• WHAT YOU SHOULD DO
Each entry must be given again exactly; images do not belong in the copy.

▬▬▬▬▬▬▬▬▬▬

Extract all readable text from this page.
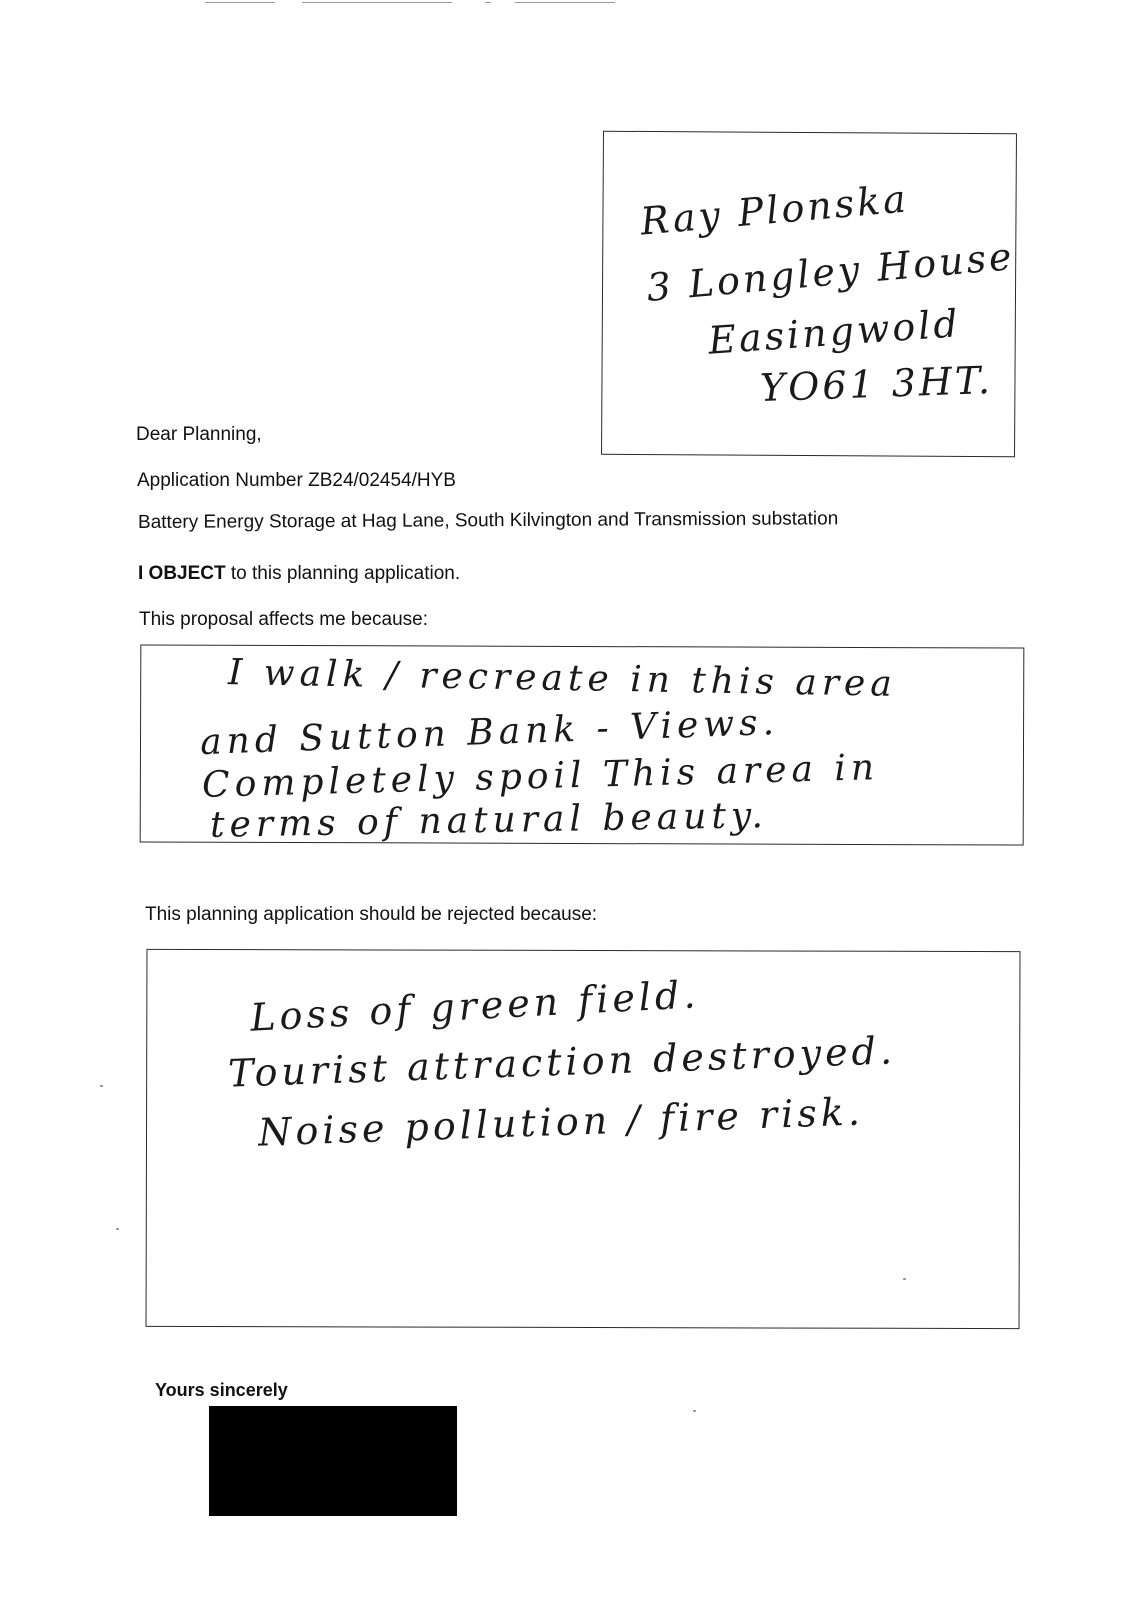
Ray Plonska
3 Longley House
Easingwold
YO61 3HT.
Dear Planning,
Application Number ZB24/02454/HYB
Battery Energy Storage at Hag Lane, South Kilvington and Transmission substation
I OBJECT to this planning application.
This proposal affects me because:
I walk / recreate in this area
and Sutton Bank - Views.
Completely spoil This area in
terms of natural beauty.
This planning application should be rejected because:
Loss of green field.
Tourist attraction destroyed.
Noise pollution / fire risk.
Yours sincerely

▬▬▬▬▬▬▬▬▬▬

• WRITTEN SOLUTION
Extract all readable text from this page.
Ray Plonska
3 Longley House
Easingwold
YO61 3HT.
Dear Planning,
Application Number ZB24/02454/HYB
Battery Energy Storage at Hag Lane, South Kilvington and Transmission substation
I OBJECT to this planning application.
This proposal affects me because:
I walk / recreate in this area
and Sutton Bank - Views.
Completely spoil This area in
terms of natural beauty.
This planning application should be rejected because:
Loss of green field.
Tourist attraction destroyed.
Noise pollution / fire risk.
Yours sincerely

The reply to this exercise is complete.